## What to work on
Reproduce the data below in full and exclude every picture.
# Records provided start
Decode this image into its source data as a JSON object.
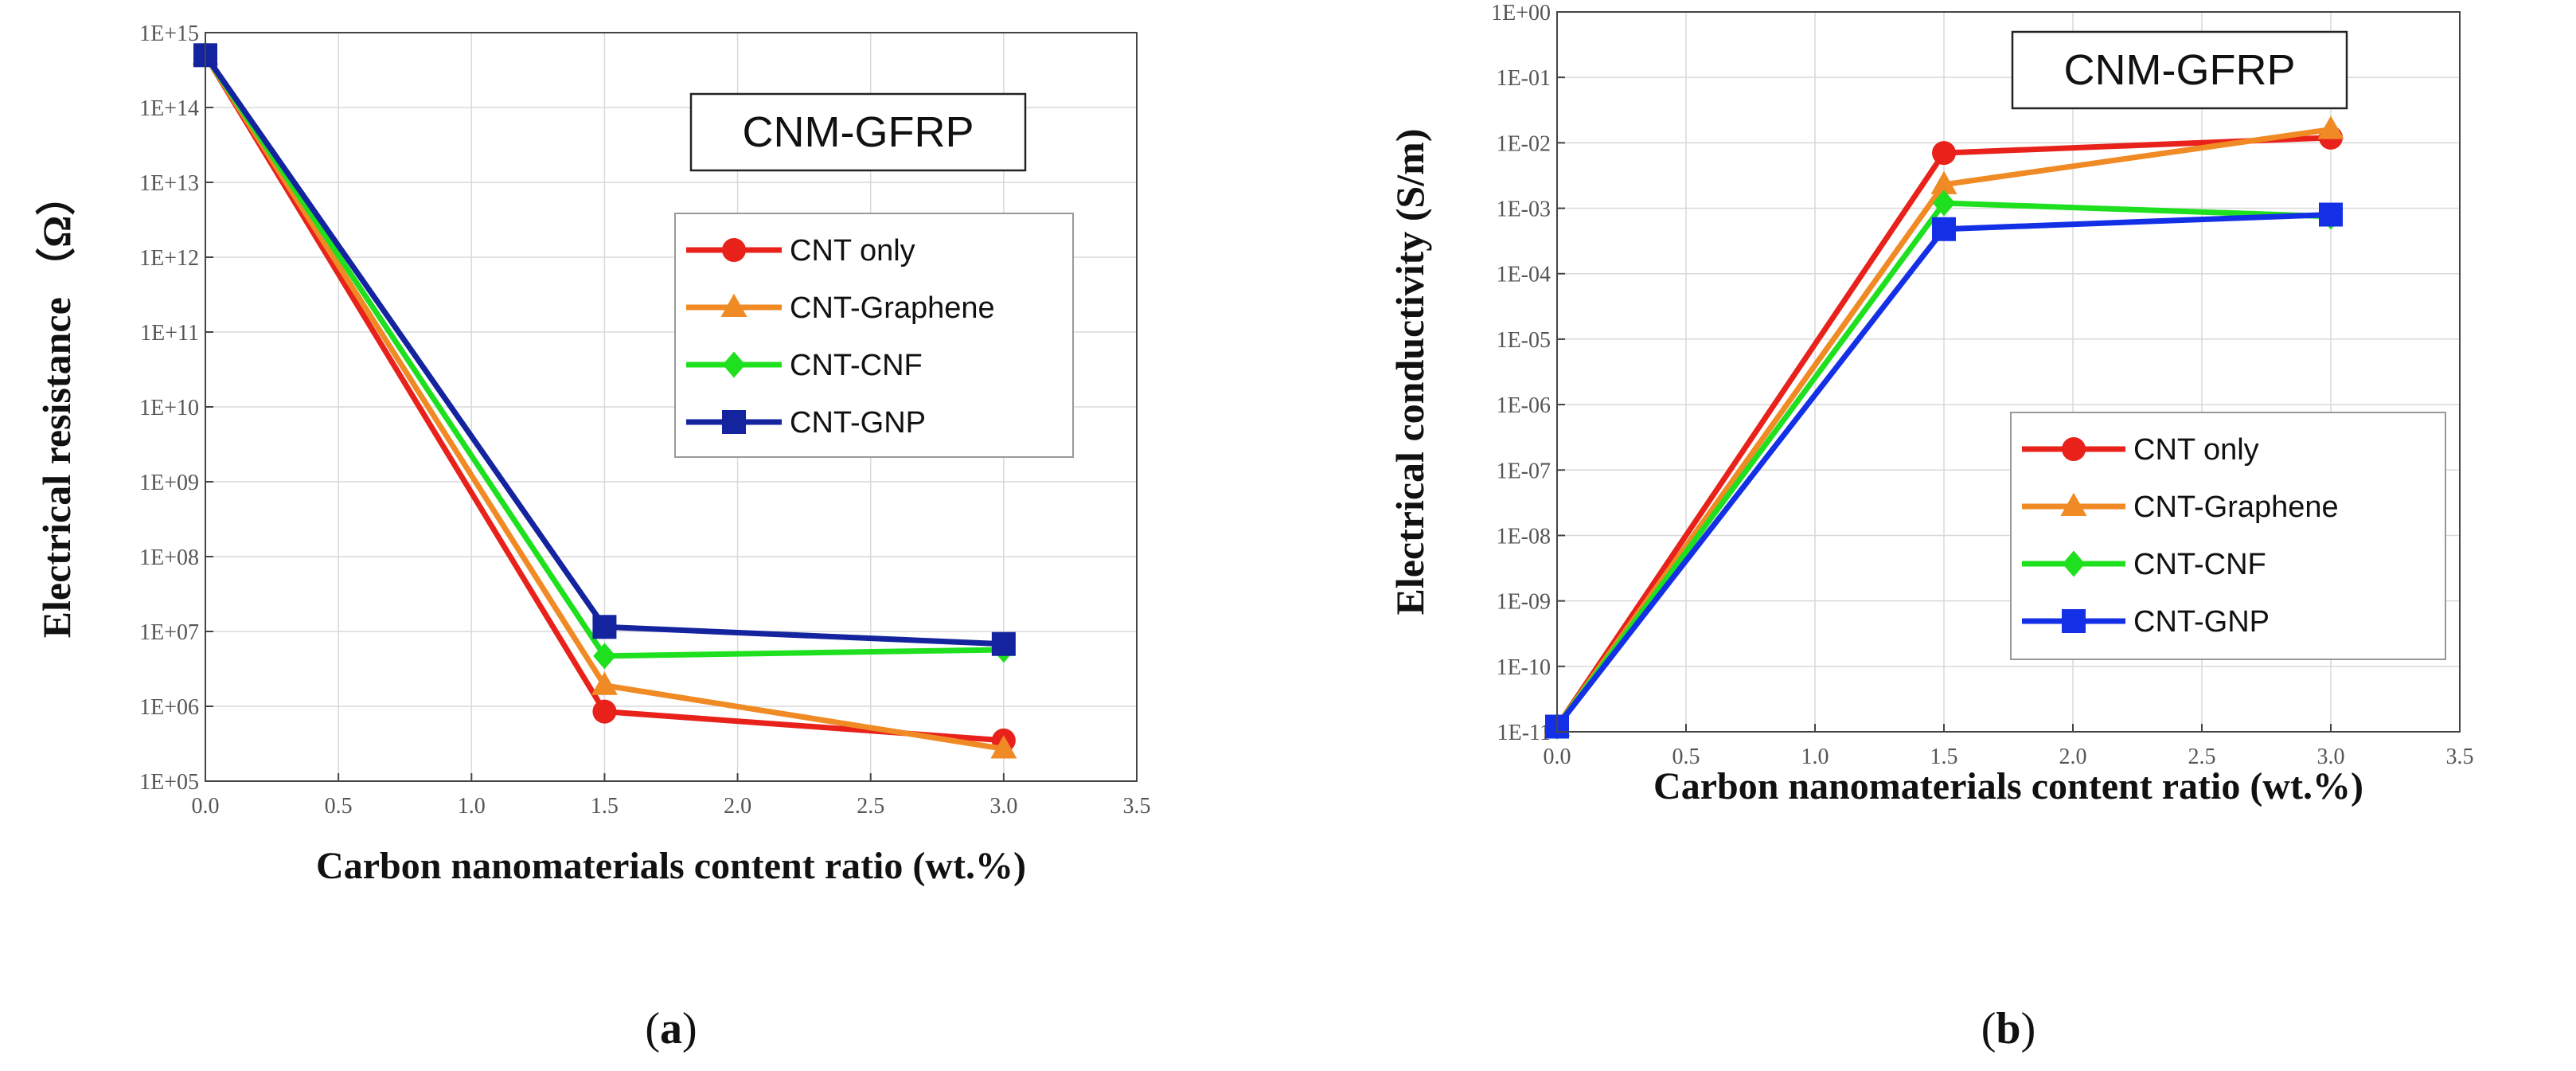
{
  "colors": {
    "CNT only": "#e8221b",
    "CNT-Graphene": "#f08a24",
    "CNT-CNF": "#1fe01f",
    "CNT-GNP_a": "#14239e",
    "CNT-GNP_b": "#1430e6"
  },
  "chart_data": [
    {
      "type": "line",
      "panel": "a",
      "title": "CNM-GFRP",
      "xlabel": "Carbon nanomaterials content ratio (wt.%)",
      "ylabel": "Electrical resistance （Ω）",
      "yscale": "log",
      "xlim": [
        0.0,
        3.5
      ],
      "ylim": [
        100000.0,
        1000000000000000.0
      ],
      "x_ticks": [
        "0.0",
        "0.5",
        "1.0",
        "1.5",
        "2.0",
        "2.5",
        "3.0",
        "3.5"
      ],
      "y_ticks": [
        "1E+05",
        "1E+06",
        "1E+07",
        "1E+08",
        "1E+09",
        "1E+10",
        "1E+11",
        "1E+12",
        "1E+13",
        "1E+14",
        "1E+15"
      ],
      "x": [
        0.0,
        1.5,
        3.0
      ],
      "series": [
        {
          "name": "CNT only",
          "marker": "circle",
          "values": [
            500000000000000.0,
            850000.0,
            350000.0
          ]
        },
        {
          "name": "CNT-Graphene",
          "marker": "triangle",
          "values": [
            500000000000000.0,
            1900000.0,
            270000.0
          ]
        },
        {
          "name": "CNT-CNF",
          "marker": "diamond",
          "values": [
            500000000000000.0,
            4700000.0,
            5700000.0
          ]
        },
        {
          "name": "CNT-GNP",
          "marker": "square",
          "values": [
            500000000000000.0,
            11500000.0,
            6800000.0
          ]
        }
      ],
      "caption": "a"
    },
    {
      "type": "line",
      "panel": "b",
      "title": "CNM-GFRP",
      "xlabel": "Carbon nanomaterials content ratio (wt.%)",
      "ylabel": "Electrical conductivity (S/m)",
      "yscale": "log",
      "xlim": [
        0.0,
        3.5
      ],
      "ylim": [
        1e-11,
        1.0
      ],
      "x_ticks": [
        "0.0",
        "0.5",
        "1.0",
        "1.5",
        "2.0",
        "2.5",
        "3.0",
        "3.5"
      ],
      "y_ticks": [
        "1E-11",
        "1E-10",
        "1E-09",
        "1E-08",
        "1E-07",
        "1E-06",
        "1E-05",
        "1E-04",
        "1E-03",
        "1E-02",
        "1E-01",
        "1E+00"
      ],
      "x": [
        0.0,
        1.5,
        3.0
      ],
      "series": [
        {
          "name": "CNT only",
          "marker": "circle",
          "values": [
            1.2e-11,
            0.007,
            0.012
          ]
        },
        {
          "name": "CNT-Graphene",
          "marker": "triangle",
          "values": [
            1.2e-11,
            0.0023,
            0.016
          ]
        },
        {
          "name": "CNT-CNF",
          "marker": "diamond",
          "values": [
            1.2e-11,
            0.0012,
            0.00075
          ]
        },
        {
          "name": "CNT-GNP",
          "marker": "square",
          "values": [
            1.2e-11,
            0.00048,
            0.0008
          ]
        }
      ],
      "caption": "b"
    }
  ]
}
# Records provided end
## Output of the task
Decode this image into its source data as a JSON object.
{
  "colors": {
    "CNT only": "#e8221b",
    "CNT-Graphene": "#f08a24",
    "CNT-CNF": "#1fe01f",
    "CNT-GNP_a": "#14239e",
    "CNT-GNP_b": "#1430e6"
  },
  "chart_data": [
    {
      "type": "line",
      "panel": "a",
      "title": "CNM-GFRP",
      "xlabel": "Carbon nanomaterials content ratio (wt.%)",
      "ylabel": "Electrical resistance （Ω）",
      "yscale": "log",
      "xlim": [
        0.0,
        3.5
      ],
      "ylim": [
        100000.0,
        1000000000000000.0
      ],
      "x_ticks": [
        "0.0",
        "0.5",
        "1.0",
        "1.5",
        "2.0",
        "2.5",
        "3.0",
        "3.5"
      ],
      "y_ticks": [
        "1E+05",
        "1E+06",
        "1E+07",
        "1E+08",
        "1E+09",
        "1E+10",
        "1E+11",
        "1E+12",
        "1E+13",
        "1E+14",
        "1E+15"
      ],
      "x": [
        0.0,
        1.5,
        3.0
      ],
      "series": [
        {
          "name": "CNT only",
          "marker": "circle",
          "values": [
            500000000000000.0,
            850000.0,
            350000.0
          ]
        },
        {
          "name": "CNT-Graphene",
          "marker": "triangle",
          "values": [
            500000000000000.0,
            1900000.0,
            270000.0
          ]
        },
        {
          "name": "CNT-CNF",
          "marker": "diamond",
          "values": [
            500000000000000.0,
            4700000.0,
            5700000.0
          ]
        },
        {
          "name": "CNT-GNP",
          "marker": "square",
          "values": [
            500000000000000.0,
            11500000.0,
            6800000.0
          ]
        }
      ],
      "caption": "a"
    },
    {
      "type": "line",
      "panel": "b",
      "title": "CNM-GFRP",
      "xlabel": "Carbon nanomaterials content ratio (wt.%)",
      "ylabel": "Electrical conductivity (S/m)",
      "yscale": "log",
      "xlim": [
        0.0,
        3.5
      ],
      "ylim": [
        1e-11,
        1.0
      ],
      "x_ticks": [
        "0.0",
        "0.5",
        "1.0",
        "1.5",
        "2.0",
        "2.5",
        "3.0",
        "3.5"
      ],
      "y_ticks": [
        "1E-11",
        "1E-10",
        "1E-09",
        "1E-08",
        "1E-07",
        "1E-06",
        "1E-05",
        "1E-04",
        "1E-03",
        "1E-02",
        "1E-01",
        "1E+00"
      ],
      "x": [
        0.0,
        1.5,
        3.0
      ],
      "series": [
        {
          "name": "CNT only",
          "marker": "circle",
          "values": [
            1.2e-11,
            0.007,
            0.012
          ]
        },
        {
          "name": "CNT-Graphene",
          "marker": "triangle",
          "values": [
            1.2e-11,
            0.0023,
            0.016
          ]
        },
        {
          "name": "CNT-CNF",
          "marker": "diamond",
          "values": [
            1.2e-11,
            0.0012,
            0.00075
          ]
        },
        {
          "name": "CNT-GNP",
          "marker": "square",
          "values": [
            1.2e-11,
            0.00048,
            0.0008
          ]
        }
      ],
      "caption": "b"
    }
  ]
}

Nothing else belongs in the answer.